§ **GIVEN INSTRUCTION**: Every line containing the word "කරනව" needs to be found and copied.

━━ INPUT FOR THIS TASK ━━

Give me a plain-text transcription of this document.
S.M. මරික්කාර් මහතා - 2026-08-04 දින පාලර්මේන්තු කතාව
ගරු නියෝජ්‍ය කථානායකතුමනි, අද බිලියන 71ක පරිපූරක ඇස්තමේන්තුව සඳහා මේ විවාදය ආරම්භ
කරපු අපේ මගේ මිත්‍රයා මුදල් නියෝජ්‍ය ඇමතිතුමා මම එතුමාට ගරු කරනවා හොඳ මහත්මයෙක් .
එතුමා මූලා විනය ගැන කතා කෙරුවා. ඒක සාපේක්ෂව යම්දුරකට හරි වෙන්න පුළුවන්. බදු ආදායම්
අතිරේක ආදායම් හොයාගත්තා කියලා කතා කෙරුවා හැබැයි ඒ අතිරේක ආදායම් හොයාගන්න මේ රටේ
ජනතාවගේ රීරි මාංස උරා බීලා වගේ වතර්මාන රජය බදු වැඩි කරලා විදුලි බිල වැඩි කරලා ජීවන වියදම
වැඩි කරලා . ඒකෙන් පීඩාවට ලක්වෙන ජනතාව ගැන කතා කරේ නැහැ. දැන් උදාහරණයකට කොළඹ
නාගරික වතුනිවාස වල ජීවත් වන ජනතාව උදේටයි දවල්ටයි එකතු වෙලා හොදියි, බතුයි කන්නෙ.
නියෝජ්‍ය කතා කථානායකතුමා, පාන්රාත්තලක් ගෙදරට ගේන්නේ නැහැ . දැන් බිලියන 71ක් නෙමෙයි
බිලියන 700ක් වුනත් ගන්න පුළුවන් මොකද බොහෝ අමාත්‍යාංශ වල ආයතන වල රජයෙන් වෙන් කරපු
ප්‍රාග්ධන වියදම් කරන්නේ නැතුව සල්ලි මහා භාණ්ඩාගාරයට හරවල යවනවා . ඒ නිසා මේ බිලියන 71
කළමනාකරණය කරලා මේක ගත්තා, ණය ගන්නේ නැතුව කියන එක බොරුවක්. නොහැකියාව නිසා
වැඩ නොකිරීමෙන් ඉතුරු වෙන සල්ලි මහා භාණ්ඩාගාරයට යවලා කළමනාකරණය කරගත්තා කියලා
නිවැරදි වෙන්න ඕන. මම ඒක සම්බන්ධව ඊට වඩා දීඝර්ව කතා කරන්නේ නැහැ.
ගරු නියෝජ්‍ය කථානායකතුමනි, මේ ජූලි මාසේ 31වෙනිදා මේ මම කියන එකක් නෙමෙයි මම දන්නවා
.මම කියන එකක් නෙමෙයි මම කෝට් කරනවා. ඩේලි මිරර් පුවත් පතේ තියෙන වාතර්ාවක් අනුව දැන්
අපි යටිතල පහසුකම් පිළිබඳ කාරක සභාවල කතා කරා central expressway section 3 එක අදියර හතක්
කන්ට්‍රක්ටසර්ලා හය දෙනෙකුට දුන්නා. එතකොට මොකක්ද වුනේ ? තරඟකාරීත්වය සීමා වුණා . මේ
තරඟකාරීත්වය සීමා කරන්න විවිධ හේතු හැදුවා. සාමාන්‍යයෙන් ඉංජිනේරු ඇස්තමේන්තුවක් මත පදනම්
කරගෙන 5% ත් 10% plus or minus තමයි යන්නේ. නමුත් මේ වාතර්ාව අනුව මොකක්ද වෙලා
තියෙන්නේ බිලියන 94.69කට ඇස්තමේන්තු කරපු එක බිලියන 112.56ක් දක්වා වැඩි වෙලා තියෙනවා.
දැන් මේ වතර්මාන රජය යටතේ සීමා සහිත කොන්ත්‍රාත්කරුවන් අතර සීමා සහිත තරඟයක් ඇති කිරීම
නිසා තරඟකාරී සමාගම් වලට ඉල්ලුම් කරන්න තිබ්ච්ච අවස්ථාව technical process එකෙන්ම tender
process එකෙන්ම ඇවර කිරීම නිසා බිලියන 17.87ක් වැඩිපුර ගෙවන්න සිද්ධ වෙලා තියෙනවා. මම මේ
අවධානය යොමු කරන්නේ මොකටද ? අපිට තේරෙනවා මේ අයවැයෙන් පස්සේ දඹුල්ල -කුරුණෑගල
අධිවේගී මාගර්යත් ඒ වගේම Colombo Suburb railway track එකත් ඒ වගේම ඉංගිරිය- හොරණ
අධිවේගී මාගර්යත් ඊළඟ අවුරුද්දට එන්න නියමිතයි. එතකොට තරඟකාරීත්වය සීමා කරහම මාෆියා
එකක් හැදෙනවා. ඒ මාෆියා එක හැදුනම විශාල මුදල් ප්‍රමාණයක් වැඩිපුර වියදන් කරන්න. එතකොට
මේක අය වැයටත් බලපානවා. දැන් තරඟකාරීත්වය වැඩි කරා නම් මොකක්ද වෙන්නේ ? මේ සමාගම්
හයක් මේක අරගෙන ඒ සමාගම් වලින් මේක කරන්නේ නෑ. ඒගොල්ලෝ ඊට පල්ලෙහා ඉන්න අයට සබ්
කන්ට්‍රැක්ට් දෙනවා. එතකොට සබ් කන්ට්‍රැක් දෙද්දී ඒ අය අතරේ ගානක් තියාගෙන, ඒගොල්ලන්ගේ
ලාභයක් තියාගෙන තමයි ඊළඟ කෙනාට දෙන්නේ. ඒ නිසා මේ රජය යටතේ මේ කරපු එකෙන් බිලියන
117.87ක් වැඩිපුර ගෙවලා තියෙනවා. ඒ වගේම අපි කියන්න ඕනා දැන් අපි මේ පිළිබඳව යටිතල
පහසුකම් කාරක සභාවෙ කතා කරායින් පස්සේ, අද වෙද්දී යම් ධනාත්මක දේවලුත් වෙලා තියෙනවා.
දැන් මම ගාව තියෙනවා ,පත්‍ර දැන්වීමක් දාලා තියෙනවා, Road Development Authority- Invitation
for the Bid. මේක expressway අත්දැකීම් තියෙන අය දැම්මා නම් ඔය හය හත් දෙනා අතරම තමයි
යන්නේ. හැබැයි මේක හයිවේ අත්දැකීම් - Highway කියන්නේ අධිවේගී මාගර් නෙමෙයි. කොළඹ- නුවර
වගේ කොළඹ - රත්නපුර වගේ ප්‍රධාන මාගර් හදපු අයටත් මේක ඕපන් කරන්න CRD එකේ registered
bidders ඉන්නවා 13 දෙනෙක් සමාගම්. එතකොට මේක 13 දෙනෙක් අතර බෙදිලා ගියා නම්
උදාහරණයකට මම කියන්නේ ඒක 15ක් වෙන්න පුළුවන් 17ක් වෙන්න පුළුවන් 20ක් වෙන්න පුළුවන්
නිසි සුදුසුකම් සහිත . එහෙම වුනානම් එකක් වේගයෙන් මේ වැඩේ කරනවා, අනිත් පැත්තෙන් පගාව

━━━

§ **ANSWER TO THE TASK**:
කරපු අපේ මගේ මිත්‍රයා මුදල් නියෝජ්‍ය ඇමතිතුමා මම එතුමාට ගරු කරනවා හොඳ මහත්මයෙක් .
.මම කියන එකක් නෙමෙයි මම කෝට් කරනවා. ඩේලි මිරර් පුවත් පතේ තියෙන වාතර්ාවක් අනුව දැන්
නිසි සුදුසුකම් සහිත . එහෙම වුනානම් එකක් වේගයෙන් මේ වැඩේ කරනවා, අනිත් පැත්තෙන් පගාව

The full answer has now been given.